GIVEN DATA ::
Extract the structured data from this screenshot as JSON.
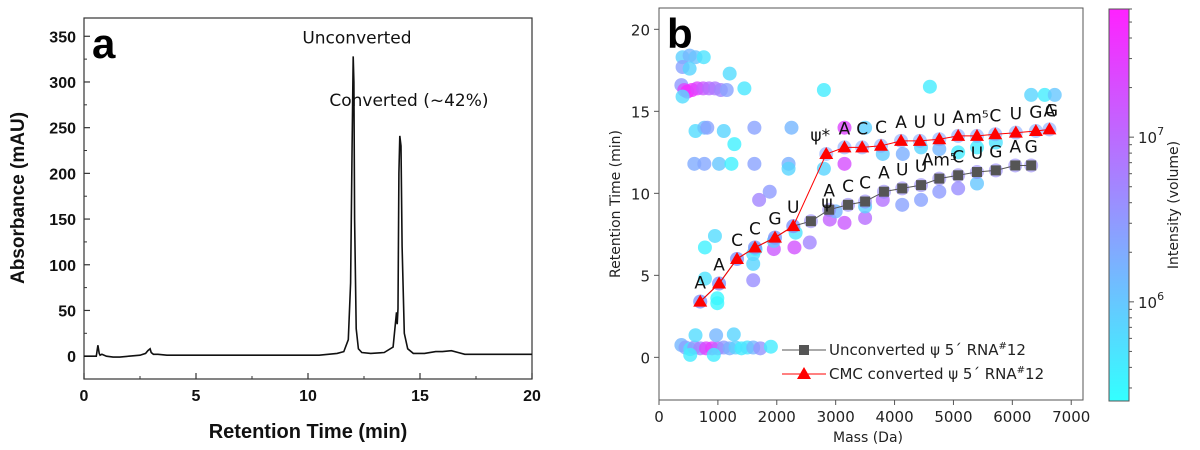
{
  "chart_data": [
    {
      "panel_label": "a",
      "type": "line",
      "title": "",
      "xlabel": "Retention Time (min)",
      "ylabel": "Absorbance (mAU)",
      "xlim": [
        0,
        20
      ],
      "ylim": [
        -25,
        370
      ],
      "xticks": [
        0,
        5,
        10,
        15,
        20
      ],
      "yticks": [
        0,
        50,
        100,
        150,
        200,
        250,
        300,
        350
      ],
      "grid": false,
      "annotations": [
        {
          "text": "Unconverted",
          "x": 12.05,
          "y": 328
        },
        {
          "text": "Converted (~42%)",
          "x": 14.15,
          "y": 241
        }
      ],
      "series": [
        {
          "name": "chromatogram",
          "color": "#111111",
          "x": [
            0,
            0.55,
            0.62,
            0.68,
            0.72,
            0.8,
            1.0,
            1.3,
            1.6,
            2.0,
            2.5,
            2.75,
            2.85,
            2.95,
            3.0,
            3.1,
            3.3,
            3.7,
            4.0,
            5.0,
            7.0,
            9.0,
            10.5,
            11.3,
            11.6,
            11.8,
            11.9,
            11.97,
            12.02,
            12.05,
            12.08,
            12.15,
            12.25,
            12.4,
            12.8,
            13.4,
            13.8,
            13.95,
            13.98,
            14.02,
            14.06,
            14.1,
            14.15,
            14.2,
            14.3,
            14.45,
            14.7,
            15.2,
            15.7,
            16.0,
            16.4,
            16.7,
            17.0,
            18.0,
            20.0
          ],
          "y": [
            0,
            0,
            12,
            3,
            1,
            2,
            0,
            -1,
            -1,
            0,
            1,
            3,
            6,
            8,
            4,
            2,
            2,
            1,
            1,
            1,
            1,
            1,
            1,
            3,
            5,
            18,
            80,
            230,
            328,
            300,
            150,
            30,
            8,
            4,
            3,
            4,
            10,
            48,
            35,
            52,
            200,
            241,
            230,
            120,
            25,
            8,
            3,
            3,
            5,
            5,
            6,
            4,
            2,
            2,
            2
          ]
        }
      ]
    },
    {
      "panel_label": "b",
      "type": "scatter",
      "title": "",
      "xlabel": "Mass (Da)",
      "ylabel": "Retention Time (min)",
      "xlim": [
        0,
        7200
      ],
      "ylim": [
        -2.6,
        21.3
      ],
      "xticks": [
        0,
        1000,
        2000,
        3000,
        4000,
        5000,
        6000,
        7000
      ],
      "yticks": [
        0,
        5,
        10,
        15,
        20
      ],
      "grid": false,
      "legend_position": "bottom-right",
      "colorbar": {
        "label": "Intensity (volume)",
        "scale": "log",
        "range": [
          250000,
          60000000
        ],
        "ticks": [
          {
            "value": 1000000,
            "label": "10",
            "exp": "6"
          },
          {
            "value": 10000000,
            "label": "10",
            "exp": "7"
          }
        ],
        "colormap": "cool",
        "low_color": "#33ffff",
        "high_color": "#ff22ff"
      },
      "features": [
        {
          "mass": 400,
          "rt": 18.3,
          "intensity": 800000
        },
        {
          "mass": 520,
          "rt": 18.4,
          "intensity": 1500000
        },
        {
          "mass": 620,
          "rt": 18.3,
          "intensity": 1100000
        },
        {
          "mass": 760,
          "rt": 18.3,
          "intensity": 500000
        },
        {
          "mass": 400,
          "rt": 17.7,
          "intensity": 2500000
        },
        {
          "mass": 520,
          "rt": 17.6,
          "intensity": 700000
        },
        {
          "mass": 1200,
          "rt": 17.3,
          "intensity": 600000
        },
        {
          "mass": 380,
          "rt": 16.6,
          "intensity": 3000000
        },
        {
          "mass": 430,
          "rt": 16.3,
          "intensity": 20000000
        },
        {
          "mass": 480,
          "rt": 16.2,
          "intensity": 50000000
        },
        {
          "mass": 560,
          "rt": 16.3,
          "intensity": 40000000
        },
        {
          "mass": 650,
          "rt": 16.4,
          "intensity": 25000000
        },
        {
          "mass": 750,
          "rt": 16.4,
          "intensity": 15000000
        },
        {
          "mass": 850,
          "rt": 16.4,
          "intensity": 9000000
        },
        {
          "mass": 950,
          "rt": 16.4,
          "intensity": 7000000
        },
        {
          "mass": 1050,
          "rt": 16.3,
          "intensity": 5000000
        },
        {
          "mass": 1150,
          "rt": 16.3,
          "intensity": 2500000
        },
        {
          "mass": 400,
          "rt": 15.9,
          "intensity": 600000
        },
        {
          "mass": 1450,
          "rt": 16.4,
          "intensity": 450000
        },
        {
          "mass": 2800,
          "rt": 16.3,
          "intensity": 400000
        },
        {
          "mass": 4600,
          "rt": 16.5,
          "intensity": 400000
        },
        {
          "mass": 620,
          "rt": 13.8,
          "intensity": 600000
        },
        {
          "mass": 770,
          "rt": 14.0,
          "intensity": 1200000
        },
        {
          "mass": 820,
          "rt": 14.0,
          "intensity": 2500000
        },
        {
          "mass": 1100,
          "rt": 13.8,
          "intensity": 700000
        },
        {
          "mass": 1620,
          "rt": 14.0,
          "intensity": 2500000
        },
        {
          "mass": 2250,
          "rt": 14.0,
          "intensity": 1500000
        },
        {
          "mass": 1280,
          "rt": 13.0,
          "intensity": 350000
        },
        {
          "mass": 600,
          "rt": 11.8,
          "intensity": 2000000
        },
        {
          "mass": 770,
          "rt": 11.8,
          "intensity": 2200000
        },
        {
          "mass": 1020,
          "rt": 11.8,
          "intensity": 1000000
        },
        {
          "mass": 1230,
          "rt": 11.8,
          "intensity": 350000
        },
        {
          "mass": 1620,
          "rt": 11.8,
          "intensity": 2500000
        },
        {
          "mass": 2200,
          "rt": 11.8,
          "intensity": 1800000
        },
        {
          "mass": 2200,
          "rt": 11.5,
          "intensity": 700000
        },
        {
          "mass": 1700,
          "rt": 9.6,
          "intensity": 5000000
        },
        {
          "mass": 1880,
          "rt": 10.1,
          "intensity": 3000000
        },
        {
          "mass": 2800,
          "rt": 11.5,
          "intensity": 700000
        },
        {
          "mass": 3150,
          "rt": 11.8,
          "intensity": 20000000
        },
        {
          "mass": 950,
          "rt": 7.4,
          "intensity": 600000
        },
        {
          "mass": 780,
          "rt": 6.7,
          "intensity": 350000
        },
        {
          "mass": 780,
          "rt": 4.8,
          "intensity": 500000
        },
        {
          "mass": 990,
          "rt": 3.6,
          "intensity": 300000
        },
        {
          "mass": 990,
          "rt": 3.3,
          "intensity": 300000
        },
        {
          "mass": 1600,
          "rt": 6.3,
          "intensity": 600000
        },
        {
          "mass": 1600,
          "rt": 5.7,
          "intensity": 700000
        },
        {
          "mass": 1600,
          "rt": 4.7,
          "intensity": 4000000
        },
        {
          "mass": 1640,
          "rt": 6.6,
          "intensity": 400000
        },
        {
          "mass": 1950,
          "rt": 6.6,
          "intensity": 15000000
        },
        {
          "mass": 2300,
          "rt": 6.7,
          "intensity": 18000000
        },
        {
          "mass": 2560,
          "rt": 7.0,
          "intensity": 5000000
        },
        {
          "mass": 2320,
          "rt": 7.6,
          "intensity": 500000
        },
        {
          "mass": 1950,
          "rt": 7.1,
          "intensity": 900000
        },
        {
          "mass": 2900,
          "rt": 8.4,
          "intensity": 12000000
        },
        {
          "mass": 3150,
          "rt": 8.2,
          "intensity": 15000000
        },
        {
          "mass": 3500,
          "rt": 8.5,
          "intensity": 9000000
        },
        {
          "mass": 3000,
          "rt": 8.9,
          "intensity": 1500000
        },
        {
          "mass": 3500,
          "rt": 9.2,
          "intensity": 800000
        },
        {
          "mass": 3800,
          "rt": 9.6,
          "intensity": 8000000
        },
        {
          "mass": 4130,
          "rt": 9.3,
          "intensity": 2500000
        },
        {
          "mass": 4450,
          "rt": 9.6,
          "intensity": 2500000
        },
        {
          "mass": 4760,
          "rt": 10.1,
          "intensity": 3000000
        },
        {
          "mass": 5080,
          "rt": 10.3,
          "intensity": 4000000
        },
        {
          "mass": 5400,
          "rt": 10.6,
          "intensity": 1000000
        },
        {
          "mass": 3800,
          "rt": 12.4,
          "intensity": 900000
        },
        {
          "mass": 4140,
          "rt": 12.4,
          "intensity": 1800000
        },
        {
          "mass": 4450,
          "rt": 12.8,
          "intensity": 700000
        },
        {
          "mass": 4760,
          "rt": 12.7,
          "intensity": 1500000
        },
        {
          "mass": 5080,
          "rt": 12.5,
          "intensity": 400000
        },
        {
          "mass": 5400,
          "rt": 12.8,
          "intensity": 400000
        },
        {
          "mass": 5720,
          "rt": 13.1,
          "intensity": 500000
        },
        {
          "mass": 3150,
          "rt": 14.0,
          "intensity": 25000000
        },
        {
          "mass": 3500,
          "rt": 14.0,
          "intensity": 800000
        },
        {
          "mass": 6320,
          "rt": 16.0,
          "intensity": 700000
        },
        {
          "mass": 6550,
          "rt": 16.0,
          "intensity": 400000
        },
        {
          "mass": 6720,
          "rt": 16.0,
          "intensity": 1000000
        },
        {
          "mass": 380,
          "rt": 0.75,
          "intensity": 1500000
        },
        {
          "mass": 450,
          "rt": 0.6,
          "intensity": 2500000
        },
        {
          "mass": 530,
          "rt": 0.5,
          "intensity": 500000
        },
        {
          "mass": 600,
          "rt": 0.6,
          "intensity": 3500000
        },
        {
          "mass": 700,
          "rt": 0.55,
          "intensity": 5000000
        },
        {
          "mass": 800,
          "rt": 0.55,
          "intensity": 25000000
        },
        {
          "mass": 900,
          "rt": 0.55,
          "intensity": 30000000
        },
        {
          "mass": 1000,
          "rt": 0.55,
          "intensity": 12000000
        },
        {
          "mass": 1100,
          "rt": 0.6,
          "intensity": 3000000
        },
        {
          "mass": 1200,
          "rt": 0.55,
          "intensity": 1800000
        },
        {
          "mass": 1300,
          "rt": 0.6,
          "intensity": 800000
        },
        {
          "mass": 1400,
          "rt": 0.55,
          "intensity": 400000
        },
        {
          "mass": 1500,
          "rt": 0.6,
          "intensity": 500000
        },
        {
          "mass": 1600,
          "rt": 0.6,
          "intensity": 1500000
        },
        {
          "mass": 1720,
          "rt": 0.55,
          "intensity": 3500000
        },
        {
          "mass": 1900,
          "rt": 0.65,
          "intensity": 400000
        },
        {
          "mass": 930,
          "rt": 0.15,
          "intensity": 400000
        },
        {
          "mass": 530,
          "rt": 0.15,
          "intensity": 400000
        },
        {
          "mass": 620,
          "rt": 1.35,
          "intensity": 600000
        },
        {
          "mass": 970,
          "rt": 1.35,
          "intensity": 1500000
        },
        {
          "mass": 1270,
          "rt": 1.4,
          "intensity": 700000
        }
      ],
      "series": [
        {
          "name": "Unconverted ψ 5´ RNA#12",
          "legend_label": "Unconverted ψ 5´ RNA",
          "legend_sup": "#",
          "legend_suffix": "12",
          "marker": "square",
          "color": "#555555",
          "points": [
            {
              "mass": 700,
              "rt": 3.4
            },
            {
              "mass": 1020,
              "rt": 4.5
            },
            {
              "mass": 1325,
              "rt": 6.0
            },
            {
              "mass": 1630,
              "rt": 6.7
            },
            {
              "mass": 1970,
              "rt": 7.3
            },
            {
              "mass": 2280,
              "rt": 8.0
            },
            {
              "mass": 2580,
              "rt": 8.3
            },
            {
              "mass": 2890,
              "rt": 9.0
            },
            {
              "mass": 3210,
              "rt": 9.3
            },
            {
              "mass": 3500,
              "rt": 9.5
            },
            {
              "mass": 3820,
              "rt": 10.1
            },
            {
              "mass": 4130,
              "rt": 10.3
            },
            {
              "mass": 4450,
              "rt": 10.5
            },
            {
              "mass": 4760,
              "rt": 10.9
            },
            {
              "mass": 5080,
              "rt": 11.1
            },
            {
              "mass": 5400,
              "rt": 11.3
            },
            {
              "mass": 5720,
              "rt": 11.4
            },
            {
              "mass": 6050,
              "rt": 11.7
            },
            {
              "mass": 6320,
              "rt": 11.7
            }
          ],
          "labels": [
            {
              "i": 7,
              "t": "ψ"
            },
            {
              "i": 8,
              "t": "A"
            },
            {
              "i": 9,
              "t": "C"
            },
            {
              "i": 10,
              "t": "C"
            },
            {
              "i": 11,
              "t": "A"
            },
            {
              "i": 12,
              "t": "U"
            },
            {
              "i": 13,
              "t": "U"
            },
            {
              "i": 14,
              "t": "Am⁵"
            },
            {
              "i": 15,
              "t": "C"
            },
            {
              "i": 16,
              "t": "U"
            },
            {
              "i": 17,
              "t": "G"
            },
            {
              "i": 18,
              "t": "A"
            },
            {
              "i": 19,
              "t": "G"
            }
          ]
        },
        {
          "name": "CMC converted ψ 5´ RNA#12",
          "legend_label": "CMC converted ψ 5´ RNA",
          "legend_sup": "#",
          "legend_suffix": "12",
          "marker": "triangle",
          "color": "#ff0000",
          "points": [
            {
              "mass": 700,
              "rt": 3.4
            },
            {
              "mass": 1020,
              "rt": 4.5
            },
            {
              "mass": 1325,
              "rt": 6.0
            },
            {
              "mass": 1630,
              "rt": 6.7
            },
            {
              "mass": 1970,
              "rt": 7.3
            },
            {
              "mass": 2280,
              "rt": 8.0
            },
            {
              "mass": 2840,
              "rt": 12.4
            },
            {
              "mass": 3150,
              "rt": 12.8
            },
            {
              "mass": 3450,
              "rt": 12.8
            },
            {
              "mass": 3770,
              "rt": 12.9
            },
            {
              "mass": 4110,
              "rt": 13.2
            },
            {
              "mass": 4430,
              "rt": 13.2
            },
            {
              "mass": 4760,
              "rt": 13.3
            },
            {
              "mass": 5080,
              "rt": 13.5
            },
            {
              "mass": 5400,
              "rt": 13.5
            },
            {
              "mass": 5710,
              "rt": 13.6
            },
            {
              "mass": 6060,
              "rt": 13.7
            },
            {
              "mass": 6400,
              "rt": 13.8
            },
            {
              "mass": 6630,
              "rt": 13.9
            }
          ],
          "labels": [
            {
              "i": 0,
              "t": "A"
            },
            {
              "i": 1,
              "t": "A"
            },
            {
              "i": 2,
              "t": "C"
            },
            {
              "i": 3,
              "t": "C"
            },
            {
              "i": 4,
              "t": "G"
            },
            {
              "i": 5,
              "t": "U"
            },
            {
              "i": 6,
              "t": "ψ*"
            },
            {
              "i": 7,
              "t": "A"
            },
            {
              "i": 8,
              "t": "C"
            },
            {
              "i": 9,
              "t": "C"
            },
            {
              "i": 10,
              "t": "A"
            },
            {
              "i": 11,
              "t": "U"
            },
            {
              "i": 12,
              "t": "U"
            },
            {
              "i": 13,
              "t": "A"
            },
            {
              "i": 14,
              "t": "m⁵"
            },
            {
              "i": 15,
              "t": "C"
            },
            {
              "i": 16,
              "t": "U"
            },
            {
              "i": 17,
              "t": "G"
            },
            {
              "i": 18,
              "t": "A"
            }
          ],
          "extra_labels": [
            {
              "mass": 6630,
              "rt": 13.9,
              "t": "G"
            }
          ]
        }
      ]
    }
  ]
}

INSTRUCTION :: Return all lines with the word "text" in them.

RIGHT ANSWER ::
          "text": "Unconverted",
          "text": "Converted (~42%)",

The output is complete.